→ The task: The records are to be restated in their entirety, word for word.

→ The input:
** START **

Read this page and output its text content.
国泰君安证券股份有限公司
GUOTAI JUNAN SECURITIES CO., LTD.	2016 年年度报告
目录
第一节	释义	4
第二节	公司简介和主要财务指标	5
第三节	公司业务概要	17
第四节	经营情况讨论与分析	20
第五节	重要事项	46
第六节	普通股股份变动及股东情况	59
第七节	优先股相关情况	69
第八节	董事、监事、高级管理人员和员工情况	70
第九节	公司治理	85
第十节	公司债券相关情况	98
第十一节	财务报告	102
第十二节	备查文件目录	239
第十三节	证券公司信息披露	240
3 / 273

** END **

→ Complete output:
Read this page and output its text content.
国泰君安证券股份有限公司
GUOTAI JUNAN SECURITIES CO., LTD.	2016 年年度报告
目录
第一节	释义	4
第二节	公司简介和主要财务指标	5
第三节	公司业务概要	17
第四节	经营情况讨论与分析	20
第五节	重要事项	46
第六节	普通股股份变动及股东情况	59
第七节	优先股相关情况	69
第八节	董事、监事、高级管理人员和员工情况	70
第九节	公司治理	85
第十节	公司债券相关情况	98
第十一节	财务报告	102
第十二节	备查文件目录	239
第十三节	证券公司信息披露	240
3 / 273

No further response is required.